Stored data entries
>>>

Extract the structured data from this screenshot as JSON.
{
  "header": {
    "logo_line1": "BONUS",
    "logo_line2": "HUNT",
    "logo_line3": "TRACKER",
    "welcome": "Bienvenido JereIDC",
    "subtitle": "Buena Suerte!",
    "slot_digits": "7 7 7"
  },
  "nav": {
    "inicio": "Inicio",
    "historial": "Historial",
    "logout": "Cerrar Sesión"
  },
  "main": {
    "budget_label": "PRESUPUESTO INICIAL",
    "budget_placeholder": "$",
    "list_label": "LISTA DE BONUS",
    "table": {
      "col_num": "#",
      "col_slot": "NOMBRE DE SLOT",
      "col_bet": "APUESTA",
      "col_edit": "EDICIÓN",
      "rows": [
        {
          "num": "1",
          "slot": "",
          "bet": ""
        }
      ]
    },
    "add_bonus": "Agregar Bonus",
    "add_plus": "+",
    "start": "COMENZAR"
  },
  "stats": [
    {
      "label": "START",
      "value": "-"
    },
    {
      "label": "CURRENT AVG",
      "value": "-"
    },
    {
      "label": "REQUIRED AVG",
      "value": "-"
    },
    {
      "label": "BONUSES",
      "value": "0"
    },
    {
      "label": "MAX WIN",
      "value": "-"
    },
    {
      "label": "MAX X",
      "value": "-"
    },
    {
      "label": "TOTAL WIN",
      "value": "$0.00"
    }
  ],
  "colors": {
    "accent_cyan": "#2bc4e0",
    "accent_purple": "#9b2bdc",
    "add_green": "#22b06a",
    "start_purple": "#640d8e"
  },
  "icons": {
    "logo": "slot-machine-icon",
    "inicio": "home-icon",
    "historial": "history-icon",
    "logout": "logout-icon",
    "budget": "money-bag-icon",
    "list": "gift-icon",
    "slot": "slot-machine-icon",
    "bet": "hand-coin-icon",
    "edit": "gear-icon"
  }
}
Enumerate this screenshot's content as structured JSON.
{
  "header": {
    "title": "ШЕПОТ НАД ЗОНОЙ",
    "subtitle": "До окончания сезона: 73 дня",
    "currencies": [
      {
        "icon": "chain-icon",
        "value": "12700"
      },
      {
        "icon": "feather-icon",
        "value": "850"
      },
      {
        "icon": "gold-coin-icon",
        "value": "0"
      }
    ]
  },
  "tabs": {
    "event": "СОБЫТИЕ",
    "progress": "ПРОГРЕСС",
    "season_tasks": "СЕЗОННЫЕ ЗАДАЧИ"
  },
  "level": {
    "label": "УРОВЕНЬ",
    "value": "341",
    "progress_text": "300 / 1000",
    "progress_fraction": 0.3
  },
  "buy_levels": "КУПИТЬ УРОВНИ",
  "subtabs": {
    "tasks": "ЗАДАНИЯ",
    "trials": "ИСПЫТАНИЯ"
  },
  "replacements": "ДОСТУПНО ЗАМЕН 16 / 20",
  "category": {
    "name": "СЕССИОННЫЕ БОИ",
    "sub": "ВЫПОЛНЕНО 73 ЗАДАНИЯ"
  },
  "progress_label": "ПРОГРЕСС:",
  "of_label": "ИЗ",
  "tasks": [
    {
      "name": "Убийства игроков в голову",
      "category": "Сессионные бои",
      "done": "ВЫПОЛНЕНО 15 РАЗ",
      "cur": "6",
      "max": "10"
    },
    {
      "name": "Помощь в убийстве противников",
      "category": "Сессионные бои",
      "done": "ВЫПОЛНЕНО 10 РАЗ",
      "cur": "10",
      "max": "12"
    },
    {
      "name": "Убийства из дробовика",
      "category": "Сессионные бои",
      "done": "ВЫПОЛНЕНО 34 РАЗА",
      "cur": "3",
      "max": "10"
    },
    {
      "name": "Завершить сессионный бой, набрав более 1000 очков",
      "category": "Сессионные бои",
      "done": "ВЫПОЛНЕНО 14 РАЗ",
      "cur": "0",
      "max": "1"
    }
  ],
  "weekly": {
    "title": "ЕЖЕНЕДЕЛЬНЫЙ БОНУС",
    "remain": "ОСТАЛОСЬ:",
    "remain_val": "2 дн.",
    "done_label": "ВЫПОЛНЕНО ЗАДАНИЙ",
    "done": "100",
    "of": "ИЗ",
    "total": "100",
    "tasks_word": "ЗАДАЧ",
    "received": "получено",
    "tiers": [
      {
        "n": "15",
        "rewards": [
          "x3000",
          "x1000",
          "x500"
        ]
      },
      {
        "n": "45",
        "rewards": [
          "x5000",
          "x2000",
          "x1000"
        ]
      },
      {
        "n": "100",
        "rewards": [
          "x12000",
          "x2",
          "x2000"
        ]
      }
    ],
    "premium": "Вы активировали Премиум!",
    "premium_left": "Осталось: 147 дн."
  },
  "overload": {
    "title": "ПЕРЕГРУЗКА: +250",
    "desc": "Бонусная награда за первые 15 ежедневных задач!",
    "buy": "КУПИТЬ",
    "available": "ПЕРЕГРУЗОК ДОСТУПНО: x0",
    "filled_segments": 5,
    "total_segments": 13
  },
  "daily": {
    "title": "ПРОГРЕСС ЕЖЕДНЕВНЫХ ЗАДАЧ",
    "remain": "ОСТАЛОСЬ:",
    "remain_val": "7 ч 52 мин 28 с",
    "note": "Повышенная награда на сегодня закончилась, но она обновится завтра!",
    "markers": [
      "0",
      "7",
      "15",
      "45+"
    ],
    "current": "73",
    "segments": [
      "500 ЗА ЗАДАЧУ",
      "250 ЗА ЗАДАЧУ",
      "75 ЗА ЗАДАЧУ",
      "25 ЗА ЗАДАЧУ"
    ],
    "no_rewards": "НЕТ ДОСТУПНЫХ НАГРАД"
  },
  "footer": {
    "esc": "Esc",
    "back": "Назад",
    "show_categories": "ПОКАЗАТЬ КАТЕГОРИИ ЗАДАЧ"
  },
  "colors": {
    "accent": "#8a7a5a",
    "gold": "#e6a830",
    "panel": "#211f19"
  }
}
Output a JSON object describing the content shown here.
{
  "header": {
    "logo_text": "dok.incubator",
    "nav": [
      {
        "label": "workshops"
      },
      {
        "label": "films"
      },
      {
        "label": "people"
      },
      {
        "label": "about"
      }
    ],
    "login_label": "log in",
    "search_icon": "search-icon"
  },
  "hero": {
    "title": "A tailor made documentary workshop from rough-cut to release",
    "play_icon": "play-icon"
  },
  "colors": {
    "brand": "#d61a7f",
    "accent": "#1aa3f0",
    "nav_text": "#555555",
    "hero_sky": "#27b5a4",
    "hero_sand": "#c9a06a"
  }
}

<<<

▸ **EXERCISE INSTRUCTIONS**: Copy out the full set of records precisely, leaving nothing out.

▸ **WORKED ANSWER**:
Extract the structured data from this screenshot as JSON.
{
  "header": {
    "logo_line1": "BONUS",
    "logo_line2": "HUNT",
    "logo_line3": "TRACKER",
    "welcome": "Bienvenido JereIDC",
    "subtitle": "Buena Suerte!",
    "slot_digits": "7 7 7"
  },
  "nav": {
    "inicio": "Inicio",
    "historial": "Historial",
    "logout": "Cerrar Sesión"
  },
  "main": {
    "budget_label": "PRESUPUESTO INICIAL",
    "budget_placeholder": "$",
    "list_label": "LISTA DE BONUS",
    "table": {
      "col_num": "#",
      "col_slot": "NOMBRE DE SLOT",
      "col_bet": "APUESTA",
      "col_edit": "EDICIÓN",
      "rows": [
        {
          "num": "1",
          "slot": "",
          "bet": ""
        }
      ]
    },
    "add_bonus": "Agregar Bonus",
    "add_plus": "+",
    "start": "COMENZAR"
  },
  "stats": [
    {
      "label": "START",
      "value": "-"
    },
    {
      "label": "CURRENT AVG",
      "value": "-"
    },
    {
      "label": "REQUIRED AVG",
      "value": "-"
    },
    {
      "label": "BONUSES",
      "value": "0"
    },
    {
      "label": "MAX WIN",
      "value": "-"
    },
    {
      "label": "MAX X",
      "value": "-"
    },
    {
      "label": "TOTAL WIN",
      "value": "$0.00"
    }
  ],
  "colors": {
    "accent_cyan": "#2bc4e0",
    "accent_purple": "#9b2bdc",
    "add_green": "#22b06a",
    "start_purple": "#640d8e"
  },
  "icons": {
    "logo": "slot-machine-icon",
    "inicio": "home-icon",
    "historial": "history-icon",
    "logout": "logout-icon",
    "budget": "money-bag-icon",
    "list": "gift-icon",
    "slot": "slot-machine-icon",
    "bet": "hand-coin-icon",
    "edit": "gear-icon"
  }
}
Enumerate this screenshot's content as structured JSON.
{
  "header": {
    "title": "ШЕПОТ НАД ЗОНОЙ",
    "subtitle": "До окончания сезона: 73 дня",
    "currencies": [
      {
        "icon": "chain-icon",
        "value": "12700"
      },
      {
        "icon": "feather-icon",
        "value": "850"
      },
      {
        "icon": "gold-coin-icon",
        "value": "0"
      }
    ]
  },
  "tabs": {
    "event": "СОБЫТИЕ",
    "progress": "ПРОГРЕСС",
    "season_tasks": "СЕЗОННЫЕ ЗАДАЧИ"
  },
  "level": {
    "label": "УРОВЕНЬ",
    "value": "341",
    "progress_text": "300 / 1000",
    "progress_fraction": 0.3
  },
  "buy_levels": "КУПИТЬ УРОВНИ",
  "subtabs": {
    "tasks": "ЗАДАНИЯ",
    "trials": "ИСПЫТАНИЯ"
  },
  "replacements": "ДОСТУПНО ЗАМЕН 16 / 20",
  "category": {
    "name": "СЕССИОННЫЕ БОИ",
    "sub": "ВЫПОЛНЕНО 73 ЗАДАНИЯ"
  },
  "progress_label": "ПРОГРЕСС:",
  "of_label": "ИЗ",
  "tasks": [
    {
      "name": "Убийства игроков в голову",
      "category": "Сессионные бои",
      "done": "ВЫПОЛНЕНО 15 РАЗ",
      "cur": "6",
      "max": "10"
    },
    {
      "name": "Помощь в убийстве противников",
      "category": "Сессионные бои",
      "done": "ВЫПОЛНЕНО 10 РАЗ",
      "cur": "10",
      "max": "12"
    },
    {
      "name": "Убийства из дробовика",
      "category": "Сессионные бои",
      "done": "ВЫПОЛНЕНО 34 РАЗА",
      "cur": "3",
      "max": "10"
    },
    {
      "name": "Завершить сессионный бой, набрав более 1000 очков",
      "category": "Сессионные бои",
      "done": "ВЫПОЛНЕНО 14 РАЗ",
      "cur": "0",
      "max": "1"
    }
  ],
  "weekly": {
    "title": "ЕЖЕНЕДЕЛЬНЫЙ БОНУС",
    "remain": "ОСТАЛОСЬ:",
    "remain_val": "2 дн.",
    "done_label": "ВЫПОЛНЕНО ЗАДАНИЙ",
    "done": "100",
    "of": "ИЗ",
    "total": "100",
    "tasks_word": "ЗАДАЧ",
    "received": "получено",
    "tiers": [
      {
        "n": "15",
        "rewards": [
          "x3000",
          "x1000",
          "x500"
        ]
      },
      {
        "n": "45",
        "rewards": [
          "x5000",
          "x2000",
          "x1000"
        ]
      },
      {
        "n": "100",
        "rewards": [
          "x12000",
          "x2",
          "x2000"
        ]
      }
    ],
    "premium": "Вы активировали Премиум!",
    "premium_left": "Осталось: 147 дн."
  },
  "overload": {
    "title": "ПЕРЕГРУЗКА: +250",
    "desc": "Бонусная награда за первые 15 ежедневных задач!",
    "buy": "КУПИТЬ",
    "available": "ПЕРЕГРУЗОК ДОСТУПНО: x0",
    "filled_segments": 5,
    "total_segments": 13
  },
  "daily": {
    "title": "ПРОГРЕСС ЕЖЕДНЕВНЫХ ЗАДАЧ",
    "remain": "ОСТАЛОСЬ:",
    "remain_val": "7 ч 52 мин 28 с",
    "note": "Повышенная награда на сегодня закончилась, но она обновится завтра!",
    "markers": [
      "0",
      "7",
      "15",
      "45+"
    ],
    "current": "73",
    "segments": [
      "500 ЗА ЗАДАЧУ",
      "250 ЗА ЗАДАЧУ",
      "75 ЗА ЗАДАЧУ",
      "25 ЗА ЗАДАЧУ"
    ],
    "no_rewards": "НЕТ ДОСТУПНЫХ НАГРАД"
  },
  "footer": {
    "esc": "Esc",
    "back": "Назад",
    "show_categories": "ПОКАЗАТЬ КАТЕГОРИИ ЗАДАЧ"
  },
  "colors": {
    "accent": "#8a7a5a",
    "gold": "#e6a830",
    "panel": "#211f19"
  }
}
Output a JSON object describing the content shown here.
{
  "header": {
    "logo_text": "dok.incubator",
    "nav": [
      {
        "label": "workshops"
      },
      {
        "label": "films"
      },
      {
        "label": "people"
      },
      {
        "label": "about"
      }
    ],
    "login_label": "log in",
    "search_icon": "search-icon"
  },
  "hero": {
    "title": "A tailor made documentary workshop from rough-cut to release",
    "play_icon": "play-icon"
  },
  "colors": {
    "brand": "#d61a7f",
    "accent": "#1aa3f0",
    "nav_text": "#555555",
    "hero_sky": "#27b5a4",
    "hero_sand": "#c9a06a"
  }
}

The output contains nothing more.